Description of the task: Make an exact copy of the lines, leaving the pictures out.

Source material:
==*==
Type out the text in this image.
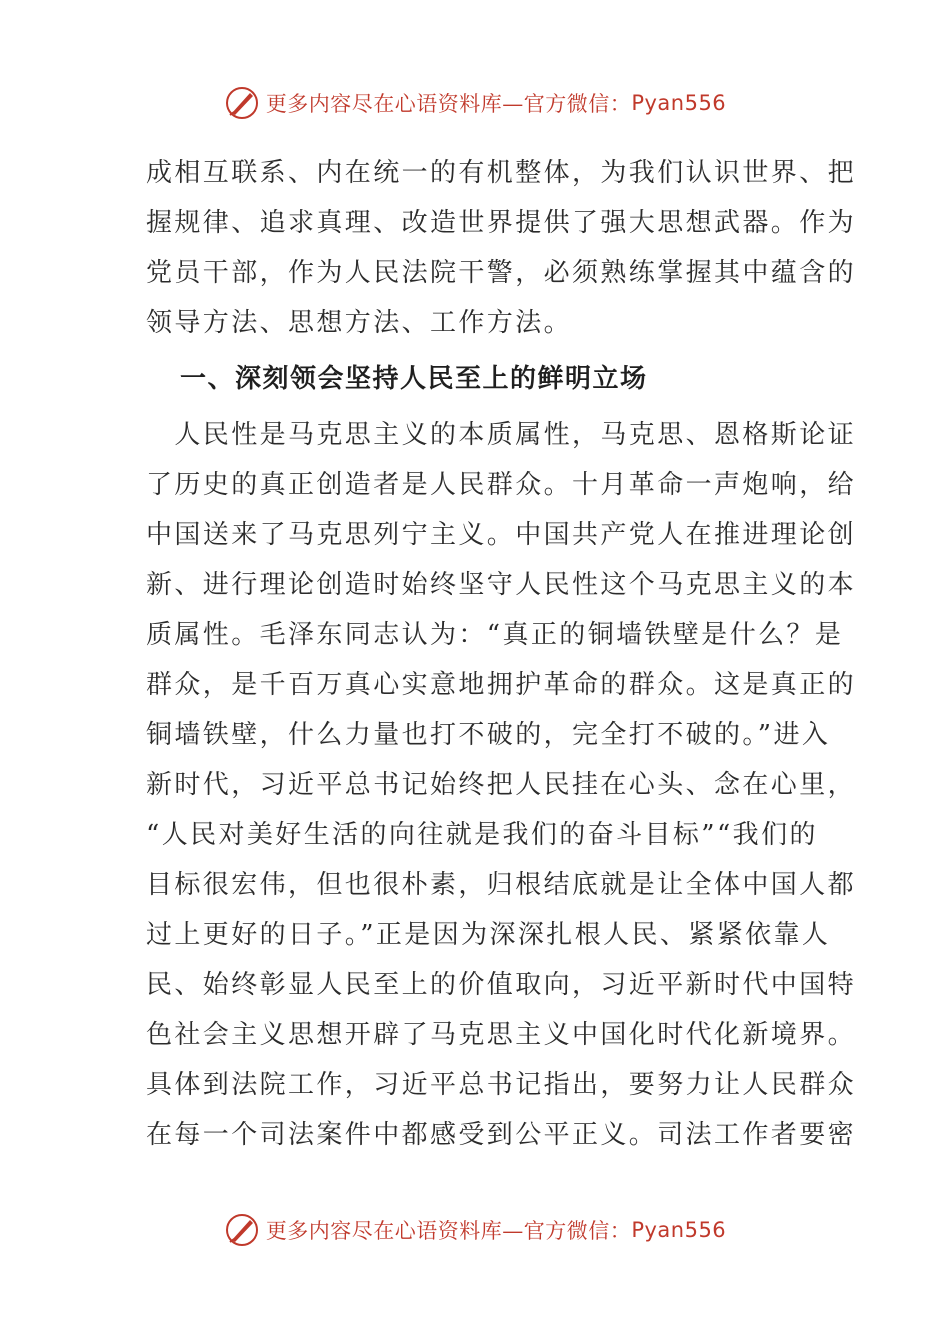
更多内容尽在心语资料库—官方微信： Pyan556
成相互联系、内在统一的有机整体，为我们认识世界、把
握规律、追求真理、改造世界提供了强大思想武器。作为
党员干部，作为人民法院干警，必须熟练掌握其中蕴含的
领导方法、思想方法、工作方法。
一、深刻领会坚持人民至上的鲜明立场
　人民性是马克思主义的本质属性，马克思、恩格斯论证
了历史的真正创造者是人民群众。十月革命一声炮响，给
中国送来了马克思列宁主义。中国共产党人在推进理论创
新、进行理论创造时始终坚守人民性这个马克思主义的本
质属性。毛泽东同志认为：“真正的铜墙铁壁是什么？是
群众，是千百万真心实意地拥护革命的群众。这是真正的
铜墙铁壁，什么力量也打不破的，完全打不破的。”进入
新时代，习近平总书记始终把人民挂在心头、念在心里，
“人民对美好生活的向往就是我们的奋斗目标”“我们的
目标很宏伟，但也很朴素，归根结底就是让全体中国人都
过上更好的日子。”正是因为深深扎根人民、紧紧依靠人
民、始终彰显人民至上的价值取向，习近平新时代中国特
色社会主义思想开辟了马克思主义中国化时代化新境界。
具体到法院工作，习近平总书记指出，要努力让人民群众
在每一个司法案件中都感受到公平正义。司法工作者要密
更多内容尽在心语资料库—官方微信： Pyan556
==*==
The response:
Type out the text in this image.
更多内容尽在心语资料库—官方微信： Pyan556
成相互联系、内在统一的有机整体，为我们认识世界、把
握规律、追求真理、改造世界提供了强大思想武器。作为
党员干部，作为人民法院干警，必须熟练掌握其中蕴含的
领导方法、思想方法、工作方法。
一、深刻领会坚持人民至上的鲜明立场
　人民性是马克思主义的本质属性，马克思、恩格斯论证
了历史的真正创造者是人民群众。十月革命一声炮响，给
中国送来了马克思列宁主义。中国共产党人在推进理论创
新、进行理论创造时始终坚守人民性这个马克思主义的本
质属性。毛泽东同志认为：“真正的铜墙铁壁是什么？是
群众，是千百万真心实意地拥护革命的群众。这是真正的
铜墙铁壁，什么力量也打不破的，完全打不破的。”进入
新时代，习近平总书记始终把人民挂在心头、念在心里，
“人民对美好生活的向往就是我们的奋斗目标”“我们的
目标很宏伟，但也很朴素，归根结底就是让全体中国人都
过上更好的日子。”正是因为深深扎根人民、紧紧依靠人
民、始终彰显人民至上的价值取向，习近平新时代中国特
色社会主义思想开辟了马克思主义中国化时代化新境界。
具体到法院工作，习近平总书记指出，要努力让人民群众
在每一个司法案件中都感受到公平正义。司法工作者要密
更多内容尽在心语资料库—官方微信： Pyan556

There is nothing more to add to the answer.